Write every line out verbatim and omit the pictures.

---------- Given records ----------

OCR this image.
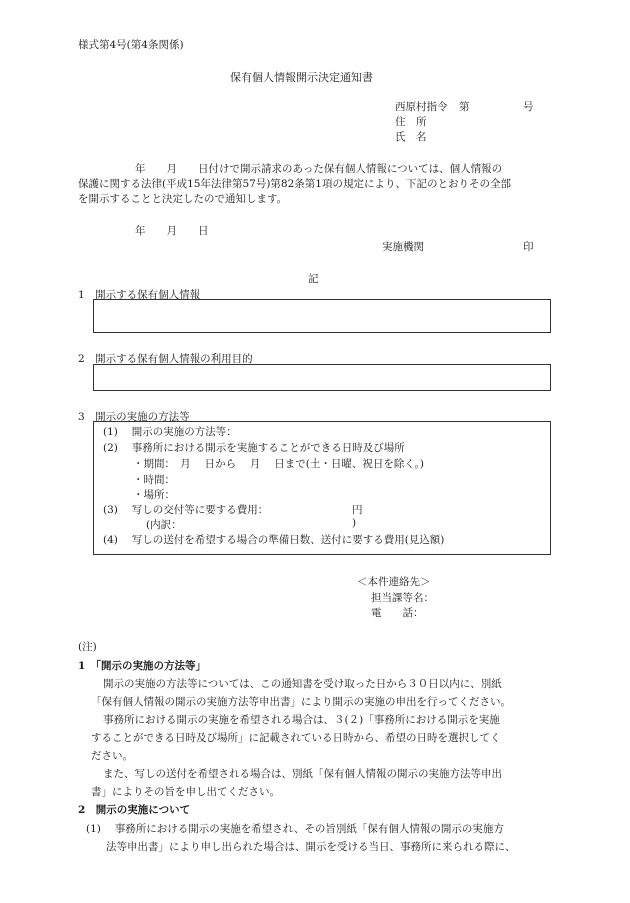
様式第4号(第4条関係)
保有個人情報開示決定通知書
西原村指令 第	号
住　所
氏　名
年　　月　　日付けで開示請求のあった保有個人情報については、個人情報の
保護に関する法律(平成15年法律第57号)第82条第1項の規定により、下記のとおりその全部
を開示することと決定したので通知します。
年　　月　　日
実施機関	印
記
1　開示する保有個人情報
2　開示する保有個人情報の利用目的
3　開示の実施の方法等
(1)　 開示の実施の方法等：
(2)　 事務所における開示を実施することができる日時及び場所
・期間：　月　 日から　 月　 日まで(土・日曜、祝日を除く。)
・時間：
・場所：
(3)　 写しの交付等に要する費用：	円
(内訳：	)
(4)　 写しの送付を希望する場合の準備日数、送付に要する費用(見込額)
＜本件連絡先＞
担当課等名：
電　　話：
(注)
1　「開示の実施の方法等」
開示の実施の方法等については、この通知書を受け取った日から３０日以内に、別紙
「保有個人情報の開示の実施方法等申出書」により開示の実施の申出を行ってください。
事務所における開示の実施を希望される場合は、３(２)「事務所における開示を実施
することができる日時及び場所」に記載されている日時から、希望の日時を選択してく
ださい。
また、写しの送付を希望される場合は、別紙「保有個人情報の開示の実施方法等申出
書」によりその旨を申し出てください。
2　開示の実施について
(1)　 事務所における開示の実施を希望され、その旨別紙「保有個人情報の開示の実施方
法等申出書」により申し出られた場合は、開示を受ける当日、事務所に来られる際に、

----------

**Response to this exercise**
OCR this image.
様式第4号(第4条関係)
保有個人情報開示決定通知書
西原村指令 第	号
住　所
氏　名
年　　月　　日付けで開示請求のあった保有個人情報については、個人情報の
保護に関する法律(平成15年法律第57号)第82条第1項の規定により、下記のとおりその全部
を開示することと決定したので通知します。
年　　月　　日
実施機関	印
記
1　開示する保有個人情報
2　開示する保有個人情報の利用目的
3　開示の実施の方法等
(1)　 開示の実施の方法等：
(2)　 事務所における開示を実施することができる日時及び場所
・期間：　月　 日から　 月　 日まで(土・日曜、祝日を除く。)
・時間：
・場所：
(3)　 写しの交付等に要する費用：	円
(内訳：	)
(4)　 写しの送付を希望する場合の準備日数、送付に要する費用(見込額)
＜本件連絡先＞
担当課等名：
電　　話：
(注)
1　「開示の実施の方法等」
開示の実施の方法等については、この通知書を受け取った日から３０日以内に、別紙
「保有個人情報の開示の実施方法等申出書」により開示の実施の申出を行ってください。
事務所における開示の実施を希望される場合は、３(２)「事務所における開示を実施
することができる日時及び場所」に記載されている日時から、希望の日時を選択してく
ださい。
また、写しの送付を希望される場合は、別紙「保有個人情報の開示の実施方法等申出
書」によりその旨を申し出てください。
2　開示の実施について
(1)　 事務所における開示の実施を希望され、その旨別紙「保有個人情報の開示の実施方
法等申出書」により申し出られた場合は、開示を受ける当日、事務所に来られる際に、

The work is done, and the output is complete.